> [What is asked]: Which lines below hold the word "ylabel"? Report each one.

=== Material for this exercise ===

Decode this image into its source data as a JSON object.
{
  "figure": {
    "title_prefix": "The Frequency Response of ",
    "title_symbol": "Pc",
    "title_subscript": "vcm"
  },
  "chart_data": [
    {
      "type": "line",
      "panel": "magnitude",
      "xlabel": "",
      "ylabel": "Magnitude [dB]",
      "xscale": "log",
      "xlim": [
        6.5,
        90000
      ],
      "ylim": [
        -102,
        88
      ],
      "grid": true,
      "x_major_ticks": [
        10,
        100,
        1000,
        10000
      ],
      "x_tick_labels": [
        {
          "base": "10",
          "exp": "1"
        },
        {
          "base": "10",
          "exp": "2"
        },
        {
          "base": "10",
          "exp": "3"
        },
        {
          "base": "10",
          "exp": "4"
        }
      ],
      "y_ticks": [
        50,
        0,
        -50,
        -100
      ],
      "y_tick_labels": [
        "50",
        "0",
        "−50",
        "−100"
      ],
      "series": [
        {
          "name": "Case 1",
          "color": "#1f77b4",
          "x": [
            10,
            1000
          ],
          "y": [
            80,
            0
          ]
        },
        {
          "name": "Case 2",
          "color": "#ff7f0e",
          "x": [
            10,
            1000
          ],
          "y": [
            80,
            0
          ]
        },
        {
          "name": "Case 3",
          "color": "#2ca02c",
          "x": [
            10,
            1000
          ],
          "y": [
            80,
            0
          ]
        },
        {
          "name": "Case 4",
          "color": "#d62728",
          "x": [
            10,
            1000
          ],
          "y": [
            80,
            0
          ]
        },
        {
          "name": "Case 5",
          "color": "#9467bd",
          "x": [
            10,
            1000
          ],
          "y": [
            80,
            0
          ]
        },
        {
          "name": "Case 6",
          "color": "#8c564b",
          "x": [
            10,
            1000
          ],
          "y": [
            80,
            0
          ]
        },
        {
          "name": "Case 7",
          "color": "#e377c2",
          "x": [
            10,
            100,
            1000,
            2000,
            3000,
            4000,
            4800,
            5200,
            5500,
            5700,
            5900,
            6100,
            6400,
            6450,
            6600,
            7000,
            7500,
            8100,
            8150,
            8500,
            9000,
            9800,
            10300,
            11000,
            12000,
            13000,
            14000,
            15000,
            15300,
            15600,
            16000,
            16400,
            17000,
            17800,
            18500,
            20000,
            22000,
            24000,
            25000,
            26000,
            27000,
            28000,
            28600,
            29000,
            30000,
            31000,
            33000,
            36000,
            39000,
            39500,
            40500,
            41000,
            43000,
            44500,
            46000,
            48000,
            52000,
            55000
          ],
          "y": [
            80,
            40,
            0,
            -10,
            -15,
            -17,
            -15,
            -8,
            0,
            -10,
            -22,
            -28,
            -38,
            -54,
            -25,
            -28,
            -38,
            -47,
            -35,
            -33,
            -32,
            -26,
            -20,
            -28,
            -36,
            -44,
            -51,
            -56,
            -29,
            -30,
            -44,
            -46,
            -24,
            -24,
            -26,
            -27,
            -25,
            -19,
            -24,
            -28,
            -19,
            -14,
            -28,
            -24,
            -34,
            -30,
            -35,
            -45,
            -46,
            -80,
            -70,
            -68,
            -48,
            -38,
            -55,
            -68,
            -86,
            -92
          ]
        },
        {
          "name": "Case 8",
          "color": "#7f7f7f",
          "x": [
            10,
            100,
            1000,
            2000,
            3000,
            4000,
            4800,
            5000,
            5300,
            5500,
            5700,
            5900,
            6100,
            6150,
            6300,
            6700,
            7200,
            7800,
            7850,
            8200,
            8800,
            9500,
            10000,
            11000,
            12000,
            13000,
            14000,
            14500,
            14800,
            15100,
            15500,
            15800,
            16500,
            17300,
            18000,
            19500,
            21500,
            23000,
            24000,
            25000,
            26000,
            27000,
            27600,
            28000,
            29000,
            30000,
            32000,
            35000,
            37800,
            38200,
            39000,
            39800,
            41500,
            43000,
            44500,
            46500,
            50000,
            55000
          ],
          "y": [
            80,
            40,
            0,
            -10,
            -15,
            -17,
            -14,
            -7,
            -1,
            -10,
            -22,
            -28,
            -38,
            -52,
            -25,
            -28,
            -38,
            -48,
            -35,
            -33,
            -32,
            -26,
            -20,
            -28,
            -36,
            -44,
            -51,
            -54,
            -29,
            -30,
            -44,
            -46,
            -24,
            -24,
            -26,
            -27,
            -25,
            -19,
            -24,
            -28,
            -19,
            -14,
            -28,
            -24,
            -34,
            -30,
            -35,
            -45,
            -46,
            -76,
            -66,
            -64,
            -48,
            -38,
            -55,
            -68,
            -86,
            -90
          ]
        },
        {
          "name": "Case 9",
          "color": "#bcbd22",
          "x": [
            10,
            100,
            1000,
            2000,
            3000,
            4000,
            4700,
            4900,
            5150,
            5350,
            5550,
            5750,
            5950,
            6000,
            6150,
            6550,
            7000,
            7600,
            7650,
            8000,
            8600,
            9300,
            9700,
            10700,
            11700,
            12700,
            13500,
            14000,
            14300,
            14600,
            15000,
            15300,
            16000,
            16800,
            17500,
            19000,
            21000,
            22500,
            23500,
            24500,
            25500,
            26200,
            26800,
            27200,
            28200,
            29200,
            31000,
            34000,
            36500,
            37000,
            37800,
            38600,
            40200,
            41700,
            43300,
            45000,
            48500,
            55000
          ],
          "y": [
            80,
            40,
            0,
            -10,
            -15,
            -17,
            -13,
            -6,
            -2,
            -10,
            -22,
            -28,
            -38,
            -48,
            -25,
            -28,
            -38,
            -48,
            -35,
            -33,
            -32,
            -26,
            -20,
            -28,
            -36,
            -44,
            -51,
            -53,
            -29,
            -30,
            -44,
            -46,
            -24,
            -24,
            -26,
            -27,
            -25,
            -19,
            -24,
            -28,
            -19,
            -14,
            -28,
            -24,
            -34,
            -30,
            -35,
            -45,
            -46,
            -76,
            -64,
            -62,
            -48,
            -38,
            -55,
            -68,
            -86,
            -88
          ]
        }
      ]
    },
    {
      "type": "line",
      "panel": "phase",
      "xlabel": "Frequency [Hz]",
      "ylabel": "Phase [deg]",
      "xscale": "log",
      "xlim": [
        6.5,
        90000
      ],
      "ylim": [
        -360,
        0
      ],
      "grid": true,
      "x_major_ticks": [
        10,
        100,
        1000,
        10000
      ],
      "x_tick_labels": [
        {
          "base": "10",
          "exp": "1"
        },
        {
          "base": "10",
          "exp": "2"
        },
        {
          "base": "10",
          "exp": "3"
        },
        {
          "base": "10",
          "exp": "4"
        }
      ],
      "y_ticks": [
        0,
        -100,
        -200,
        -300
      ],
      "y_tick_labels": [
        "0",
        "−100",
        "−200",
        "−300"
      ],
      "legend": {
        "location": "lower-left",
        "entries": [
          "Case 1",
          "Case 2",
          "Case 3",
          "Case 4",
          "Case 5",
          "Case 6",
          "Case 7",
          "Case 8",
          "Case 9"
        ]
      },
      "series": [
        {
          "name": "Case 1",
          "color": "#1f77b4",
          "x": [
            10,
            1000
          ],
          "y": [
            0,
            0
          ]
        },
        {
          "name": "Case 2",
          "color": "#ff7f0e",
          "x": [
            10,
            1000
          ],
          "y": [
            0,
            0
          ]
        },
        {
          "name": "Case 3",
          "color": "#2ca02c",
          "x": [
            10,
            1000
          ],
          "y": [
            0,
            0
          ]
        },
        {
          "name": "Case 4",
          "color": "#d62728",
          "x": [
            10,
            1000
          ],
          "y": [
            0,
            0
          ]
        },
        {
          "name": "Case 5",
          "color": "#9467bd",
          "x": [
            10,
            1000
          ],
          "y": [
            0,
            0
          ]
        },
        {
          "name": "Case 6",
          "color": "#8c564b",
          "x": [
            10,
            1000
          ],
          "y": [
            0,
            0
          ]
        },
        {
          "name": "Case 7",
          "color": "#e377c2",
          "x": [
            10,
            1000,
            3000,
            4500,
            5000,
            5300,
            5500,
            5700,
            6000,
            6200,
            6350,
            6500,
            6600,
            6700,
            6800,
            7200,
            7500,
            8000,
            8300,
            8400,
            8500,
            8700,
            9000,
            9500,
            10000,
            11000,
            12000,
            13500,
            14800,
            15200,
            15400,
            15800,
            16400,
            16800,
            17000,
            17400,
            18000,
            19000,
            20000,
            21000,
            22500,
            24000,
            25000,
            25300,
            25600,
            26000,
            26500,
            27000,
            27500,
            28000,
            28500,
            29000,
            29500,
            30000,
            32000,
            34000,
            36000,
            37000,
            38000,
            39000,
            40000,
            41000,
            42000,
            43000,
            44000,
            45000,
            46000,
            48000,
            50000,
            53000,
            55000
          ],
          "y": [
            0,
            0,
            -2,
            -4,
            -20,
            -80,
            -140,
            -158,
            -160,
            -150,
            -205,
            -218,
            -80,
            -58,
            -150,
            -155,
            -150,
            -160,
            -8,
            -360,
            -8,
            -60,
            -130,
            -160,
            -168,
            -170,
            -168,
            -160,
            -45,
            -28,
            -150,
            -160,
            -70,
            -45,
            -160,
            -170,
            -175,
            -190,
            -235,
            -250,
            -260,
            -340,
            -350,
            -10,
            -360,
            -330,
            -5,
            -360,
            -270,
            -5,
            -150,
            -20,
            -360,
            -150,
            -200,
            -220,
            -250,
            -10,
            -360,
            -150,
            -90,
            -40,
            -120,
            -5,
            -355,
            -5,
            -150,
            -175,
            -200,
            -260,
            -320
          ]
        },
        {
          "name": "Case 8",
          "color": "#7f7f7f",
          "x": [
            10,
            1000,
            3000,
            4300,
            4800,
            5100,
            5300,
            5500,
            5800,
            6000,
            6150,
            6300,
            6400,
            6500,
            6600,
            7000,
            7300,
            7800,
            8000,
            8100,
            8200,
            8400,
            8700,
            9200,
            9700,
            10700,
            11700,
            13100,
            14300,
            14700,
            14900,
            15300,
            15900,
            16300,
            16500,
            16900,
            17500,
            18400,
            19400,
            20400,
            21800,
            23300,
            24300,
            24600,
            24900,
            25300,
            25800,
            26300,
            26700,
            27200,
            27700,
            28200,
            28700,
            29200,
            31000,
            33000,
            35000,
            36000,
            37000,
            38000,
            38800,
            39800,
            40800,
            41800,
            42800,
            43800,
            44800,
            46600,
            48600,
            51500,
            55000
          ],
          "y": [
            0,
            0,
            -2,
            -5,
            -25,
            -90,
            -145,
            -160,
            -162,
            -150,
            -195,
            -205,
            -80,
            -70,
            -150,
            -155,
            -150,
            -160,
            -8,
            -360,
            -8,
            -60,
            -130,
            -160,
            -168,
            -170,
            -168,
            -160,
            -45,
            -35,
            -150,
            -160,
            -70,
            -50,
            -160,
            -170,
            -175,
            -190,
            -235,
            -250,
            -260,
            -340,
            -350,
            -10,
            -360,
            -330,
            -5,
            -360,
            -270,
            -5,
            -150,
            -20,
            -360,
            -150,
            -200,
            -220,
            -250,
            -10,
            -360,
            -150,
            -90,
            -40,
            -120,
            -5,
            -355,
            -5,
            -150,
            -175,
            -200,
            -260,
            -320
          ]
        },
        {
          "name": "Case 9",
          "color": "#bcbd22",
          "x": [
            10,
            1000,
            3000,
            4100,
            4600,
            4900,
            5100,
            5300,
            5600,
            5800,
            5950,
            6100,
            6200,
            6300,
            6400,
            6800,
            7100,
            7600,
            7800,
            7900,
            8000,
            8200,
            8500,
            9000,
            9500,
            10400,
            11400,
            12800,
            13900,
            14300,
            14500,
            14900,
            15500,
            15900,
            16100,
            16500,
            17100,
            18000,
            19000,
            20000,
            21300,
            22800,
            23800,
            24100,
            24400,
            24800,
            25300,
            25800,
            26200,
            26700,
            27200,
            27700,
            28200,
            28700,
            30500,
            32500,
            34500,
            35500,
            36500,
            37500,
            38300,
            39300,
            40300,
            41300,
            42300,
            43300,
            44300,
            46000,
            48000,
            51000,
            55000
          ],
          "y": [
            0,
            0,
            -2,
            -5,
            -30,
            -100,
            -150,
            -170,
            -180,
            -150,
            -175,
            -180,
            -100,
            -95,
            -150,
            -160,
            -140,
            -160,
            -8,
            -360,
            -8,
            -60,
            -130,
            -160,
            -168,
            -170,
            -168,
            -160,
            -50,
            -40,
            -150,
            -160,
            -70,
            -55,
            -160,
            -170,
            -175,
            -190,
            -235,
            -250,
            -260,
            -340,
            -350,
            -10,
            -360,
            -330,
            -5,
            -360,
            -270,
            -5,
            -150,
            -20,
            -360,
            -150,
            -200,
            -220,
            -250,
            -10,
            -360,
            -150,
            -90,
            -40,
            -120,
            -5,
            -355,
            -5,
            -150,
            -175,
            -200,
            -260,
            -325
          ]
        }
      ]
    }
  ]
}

===

> [Exercise output]:
      "ylabel": "Magnitude [dB]",
      "ylabel": "Phase [deg]",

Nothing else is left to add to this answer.